# INPUT MATERIAL start

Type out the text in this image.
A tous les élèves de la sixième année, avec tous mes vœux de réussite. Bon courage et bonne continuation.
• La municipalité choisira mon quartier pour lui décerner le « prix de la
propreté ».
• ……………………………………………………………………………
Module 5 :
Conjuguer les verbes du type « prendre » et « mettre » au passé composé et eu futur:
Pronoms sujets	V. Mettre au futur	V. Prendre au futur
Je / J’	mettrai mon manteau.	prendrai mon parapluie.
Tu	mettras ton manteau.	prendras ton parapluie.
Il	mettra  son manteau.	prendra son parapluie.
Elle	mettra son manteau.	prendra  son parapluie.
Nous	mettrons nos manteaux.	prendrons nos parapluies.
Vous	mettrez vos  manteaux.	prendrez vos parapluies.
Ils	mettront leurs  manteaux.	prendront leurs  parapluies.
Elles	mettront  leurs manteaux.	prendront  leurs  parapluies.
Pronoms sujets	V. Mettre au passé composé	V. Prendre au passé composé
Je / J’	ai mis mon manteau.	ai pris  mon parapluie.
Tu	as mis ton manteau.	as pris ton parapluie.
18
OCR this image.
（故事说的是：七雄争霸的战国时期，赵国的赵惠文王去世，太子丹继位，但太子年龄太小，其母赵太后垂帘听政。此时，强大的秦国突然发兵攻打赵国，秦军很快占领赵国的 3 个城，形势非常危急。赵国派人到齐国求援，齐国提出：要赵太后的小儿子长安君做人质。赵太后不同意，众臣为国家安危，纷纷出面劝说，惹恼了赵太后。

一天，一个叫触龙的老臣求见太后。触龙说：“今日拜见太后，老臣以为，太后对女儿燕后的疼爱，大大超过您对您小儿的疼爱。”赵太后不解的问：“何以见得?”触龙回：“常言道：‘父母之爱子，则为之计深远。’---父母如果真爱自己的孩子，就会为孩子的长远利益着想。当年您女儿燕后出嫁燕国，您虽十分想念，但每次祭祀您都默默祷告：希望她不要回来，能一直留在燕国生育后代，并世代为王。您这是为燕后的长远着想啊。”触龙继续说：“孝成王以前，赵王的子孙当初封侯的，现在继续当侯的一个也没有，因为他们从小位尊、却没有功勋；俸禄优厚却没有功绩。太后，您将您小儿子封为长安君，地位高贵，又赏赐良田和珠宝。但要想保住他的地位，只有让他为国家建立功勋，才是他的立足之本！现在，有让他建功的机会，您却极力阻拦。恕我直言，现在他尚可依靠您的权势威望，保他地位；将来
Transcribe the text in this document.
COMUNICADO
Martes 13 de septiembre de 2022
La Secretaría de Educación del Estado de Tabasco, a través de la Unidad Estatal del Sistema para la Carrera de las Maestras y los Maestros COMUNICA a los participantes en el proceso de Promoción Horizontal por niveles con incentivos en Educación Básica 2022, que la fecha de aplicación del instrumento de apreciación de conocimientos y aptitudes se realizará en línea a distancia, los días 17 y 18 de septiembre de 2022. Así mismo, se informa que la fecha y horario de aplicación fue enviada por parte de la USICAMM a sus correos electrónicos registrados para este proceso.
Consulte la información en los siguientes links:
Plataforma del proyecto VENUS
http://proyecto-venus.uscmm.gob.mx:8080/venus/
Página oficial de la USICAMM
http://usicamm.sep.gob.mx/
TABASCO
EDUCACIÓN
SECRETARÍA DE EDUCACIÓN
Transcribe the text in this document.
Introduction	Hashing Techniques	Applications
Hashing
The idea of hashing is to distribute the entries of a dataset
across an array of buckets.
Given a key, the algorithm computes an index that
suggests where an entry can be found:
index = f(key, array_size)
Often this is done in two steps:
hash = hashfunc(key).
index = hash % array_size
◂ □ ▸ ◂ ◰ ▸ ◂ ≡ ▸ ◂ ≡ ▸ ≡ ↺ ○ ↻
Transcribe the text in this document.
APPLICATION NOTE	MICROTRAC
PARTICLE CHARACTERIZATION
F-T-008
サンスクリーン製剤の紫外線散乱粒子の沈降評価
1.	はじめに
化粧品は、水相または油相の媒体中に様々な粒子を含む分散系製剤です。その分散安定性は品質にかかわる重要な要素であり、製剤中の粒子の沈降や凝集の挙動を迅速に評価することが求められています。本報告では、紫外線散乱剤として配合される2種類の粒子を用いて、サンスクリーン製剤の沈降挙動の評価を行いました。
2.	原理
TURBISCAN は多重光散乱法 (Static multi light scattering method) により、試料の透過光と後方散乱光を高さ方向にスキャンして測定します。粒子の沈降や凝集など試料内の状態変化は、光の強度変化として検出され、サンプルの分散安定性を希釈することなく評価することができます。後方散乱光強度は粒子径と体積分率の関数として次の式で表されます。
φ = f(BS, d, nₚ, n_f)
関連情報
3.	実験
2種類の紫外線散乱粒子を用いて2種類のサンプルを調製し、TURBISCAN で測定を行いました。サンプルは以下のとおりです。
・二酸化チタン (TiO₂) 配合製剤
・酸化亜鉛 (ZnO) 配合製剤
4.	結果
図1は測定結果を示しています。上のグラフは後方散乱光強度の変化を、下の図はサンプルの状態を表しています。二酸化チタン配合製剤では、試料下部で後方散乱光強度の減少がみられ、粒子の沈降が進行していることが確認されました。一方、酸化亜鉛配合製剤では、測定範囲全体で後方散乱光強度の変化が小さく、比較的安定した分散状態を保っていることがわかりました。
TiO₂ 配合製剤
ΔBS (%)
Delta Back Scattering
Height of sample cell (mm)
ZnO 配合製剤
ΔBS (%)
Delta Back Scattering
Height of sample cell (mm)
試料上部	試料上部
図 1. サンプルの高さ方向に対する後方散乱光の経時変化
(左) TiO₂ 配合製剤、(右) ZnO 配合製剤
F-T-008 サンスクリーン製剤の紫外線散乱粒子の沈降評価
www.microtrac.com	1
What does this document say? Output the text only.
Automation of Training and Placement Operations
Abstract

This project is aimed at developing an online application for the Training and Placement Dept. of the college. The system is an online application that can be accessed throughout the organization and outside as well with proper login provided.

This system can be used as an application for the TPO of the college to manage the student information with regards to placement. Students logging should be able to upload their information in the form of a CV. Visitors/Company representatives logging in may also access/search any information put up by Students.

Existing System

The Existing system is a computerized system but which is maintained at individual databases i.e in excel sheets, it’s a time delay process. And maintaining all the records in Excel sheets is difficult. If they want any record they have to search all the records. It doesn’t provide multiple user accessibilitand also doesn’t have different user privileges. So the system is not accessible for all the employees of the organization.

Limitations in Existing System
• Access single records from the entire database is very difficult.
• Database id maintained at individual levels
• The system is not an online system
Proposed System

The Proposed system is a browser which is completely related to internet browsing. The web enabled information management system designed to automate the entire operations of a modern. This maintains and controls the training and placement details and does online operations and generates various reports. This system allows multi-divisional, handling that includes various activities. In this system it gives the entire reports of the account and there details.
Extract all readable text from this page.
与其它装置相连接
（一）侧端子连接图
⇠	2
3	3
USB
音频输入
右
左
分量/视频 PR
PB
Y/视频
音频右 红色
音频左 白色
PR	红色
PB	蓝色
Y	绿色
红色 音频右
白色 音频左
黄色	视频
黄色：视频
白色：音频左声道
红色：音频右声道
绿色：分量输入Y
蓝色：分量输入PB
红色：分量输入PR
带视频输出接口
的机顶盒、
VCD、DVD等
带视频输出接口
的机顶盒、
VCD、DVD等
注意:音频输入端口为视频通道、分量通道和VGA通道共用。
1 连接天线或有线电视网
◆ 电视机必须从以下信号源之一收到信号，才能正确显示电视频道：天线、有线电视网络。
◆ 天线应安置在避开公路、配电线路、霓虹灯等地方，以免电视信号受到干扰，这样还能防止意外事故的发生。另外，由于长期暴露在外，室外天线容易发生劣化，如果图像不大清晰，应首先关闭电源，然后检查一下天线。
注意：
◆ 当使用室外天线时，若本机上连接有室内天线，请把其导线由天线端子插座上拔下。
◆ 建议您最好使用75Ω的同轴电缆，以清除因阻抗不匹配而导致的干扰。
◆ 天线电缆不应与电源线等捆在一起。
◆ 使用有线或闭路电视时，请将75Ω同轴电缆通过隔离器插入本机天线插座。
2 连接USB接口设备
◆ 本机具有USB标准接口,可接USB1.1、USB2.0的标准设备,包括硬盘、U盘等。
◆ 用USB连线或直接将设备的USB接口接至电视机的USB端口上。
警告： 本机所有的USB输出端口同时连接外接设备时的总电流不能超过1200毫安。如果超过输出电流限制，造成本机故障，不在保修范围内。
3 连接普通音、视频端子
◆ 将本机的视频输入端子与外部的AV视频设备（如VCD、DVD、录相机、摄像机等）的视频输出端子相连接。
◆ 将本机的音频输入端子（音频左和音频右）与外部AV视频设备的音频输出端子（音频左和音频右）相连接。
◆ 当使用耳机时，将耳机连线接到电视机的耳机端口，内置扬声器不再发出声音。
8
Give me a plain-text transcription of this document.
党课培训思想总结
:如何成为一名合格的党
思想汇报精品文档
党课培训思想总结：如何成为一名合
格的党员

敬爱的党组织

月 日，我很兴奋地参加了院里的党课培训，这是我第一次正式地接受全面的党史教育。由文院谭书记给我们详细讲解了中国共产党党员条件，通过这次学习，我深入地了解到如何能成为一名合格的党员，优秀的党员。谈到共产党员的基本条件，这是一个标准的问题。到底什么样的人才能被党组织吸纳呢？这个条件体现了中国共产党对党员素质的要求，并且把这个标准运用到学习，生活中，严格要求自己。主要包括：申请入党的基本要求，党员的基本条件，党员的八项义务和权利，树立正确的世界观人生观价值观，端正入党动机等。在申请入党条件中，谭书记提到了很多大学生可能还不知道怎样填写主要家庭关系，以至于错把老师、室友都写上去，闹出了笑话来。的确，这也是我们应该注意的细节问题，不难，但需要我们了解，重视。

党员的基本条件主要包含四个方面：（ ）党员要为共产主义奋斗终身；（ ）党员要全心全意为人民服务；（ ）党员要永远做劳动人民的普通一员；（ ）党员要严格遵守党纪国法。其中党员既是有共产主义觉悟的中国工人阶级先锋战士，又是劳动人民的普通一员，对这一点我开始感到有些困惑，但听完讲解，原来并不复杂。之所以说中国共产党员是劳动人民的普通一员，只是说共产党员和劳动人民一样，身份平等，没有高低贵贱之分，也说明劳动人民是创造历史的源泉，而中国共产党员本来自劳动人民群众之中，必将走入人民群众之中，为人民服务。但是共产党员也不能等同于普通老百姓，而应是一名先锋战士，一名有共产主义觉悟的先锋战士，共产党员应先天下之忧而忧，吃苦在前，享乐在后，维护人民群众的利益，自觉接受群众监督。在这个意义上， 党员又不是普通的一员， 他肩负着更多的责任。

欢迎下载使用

# INPUT MATERIAL end

Check every line of the entries above for the word "from" and report how many lines contain it, giving the number only.

▶ _TASK SOLUTION_
2